Your task ▸ Your task is to transcribe the data in full.

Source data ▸
^^^^^^^^
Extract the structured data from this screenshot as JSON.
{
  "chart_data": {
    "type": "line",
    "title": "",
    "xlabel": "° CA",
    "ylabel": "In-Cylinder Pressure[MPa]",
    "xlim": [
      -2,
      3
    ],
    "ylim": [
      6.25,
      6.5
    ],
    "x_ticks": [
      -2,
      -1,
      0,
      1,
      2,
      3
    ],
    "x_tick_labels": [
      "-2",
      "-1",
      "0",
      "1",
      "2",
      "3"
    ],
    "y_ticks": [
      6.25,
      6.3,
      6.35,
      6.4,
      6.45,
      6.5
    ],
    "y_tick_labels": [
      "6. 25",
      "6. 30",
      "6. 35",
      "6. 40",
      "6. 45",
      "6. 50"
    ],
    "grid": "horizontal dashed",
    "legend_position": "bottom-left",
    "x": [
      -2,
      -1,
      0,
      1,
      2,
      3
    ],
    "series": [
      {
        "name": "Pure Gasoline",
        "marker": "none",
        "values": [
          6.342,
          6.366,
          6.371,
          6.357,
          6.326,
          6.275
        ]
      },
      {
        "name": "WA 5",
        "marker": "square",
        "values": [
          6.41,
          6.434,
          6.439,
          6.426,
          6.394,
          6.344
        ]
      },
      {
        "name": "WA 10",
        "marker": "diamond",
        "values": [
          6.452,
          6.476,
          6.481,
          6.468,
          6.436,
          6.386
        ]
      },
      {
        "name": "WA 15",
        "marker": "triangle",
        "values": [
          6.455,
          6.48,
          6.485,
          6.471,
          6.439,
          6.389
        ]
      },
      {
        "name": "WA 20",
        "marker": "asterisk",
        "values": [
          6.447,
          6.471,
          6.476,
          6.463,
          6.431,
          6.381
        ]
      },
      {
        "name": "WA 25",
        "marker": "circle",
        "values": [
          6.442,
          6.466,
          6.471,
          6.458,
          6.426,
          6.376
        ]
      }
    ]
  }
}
^^^^^^^^
Solution to the problem ▸
Extract the structured data from this screenshot as JSON.
{
  "chart_data": {
    "type": "line",
    "title": "",
    "xlabel": "° CA",
    "ylabel": "In-Cylinder Pressure[MPa]",
    "xlim": [
      -2,
      3
    ],
    "ylim": [
      6.25,
      6.5
    ],
    "x_ticks": [
      -2,
      -1,
      0,
      1,
      2,
      3
    ],
    "x_tick_labels": [
      "-2",
      "-1",
      "0",
      "1",
      "2",
      "3"
    ],
    "y_ticks": [
      6.25,
      6.3,
      6.35,
      6.4,
      6.45,
      6.5
    ],
    "y_tick_labels": [
      "6. 25",
      "6. 30",
      "6. 35",
      "6. 40",
      "6. 45",
      "6. 50"
    ],
    "grid": "horizontal dashed",
    "legend_position": "bottom-left",
    "x": [
      -2,
      -1,
      0,
      1,
      2,
      3
    ],
    "series": [
      {
        "name": "Pure Gasoline",
        "marker": "none",
        "values": [
          6.342,
          6.366,
          6.371,
          6.357,
          6.326,
          6.275
        ]
      },
      {
        "name": "WA 5",
        "marker": "square",
        "values": [
          6.41,
          6.434,
          6.439,
          6.426,
          6.394,
          6.344
        ]
      },
      {
        "name": "WA 10",
        "marker": "diamond",
        "values": [
          6.452,
          6.476,
          6.481,
          6.468,
          6.436,
          6.386
        ]
      },
      {
        "name": "WA 15",
        "marker": "triangle",
        "values": [
          6.455,
          6.48,
          6.485,
          6.471,
          6.439,
          6.389
        ]
      },
      {
        "name": "WA 20",
        "marker": "asterisk",
        "values": [
          6.447,
          6.471,
          6.476,
          6.463,
          6.431,
          6.381
        ]
      },
      {
        "name": "WA 25",
        "marker": "circle",
        "values": [
          6.442,
          6.466,
          6.471,
          6.458,
          6.426,
          6.376
        ]
      }
    ]
  }
}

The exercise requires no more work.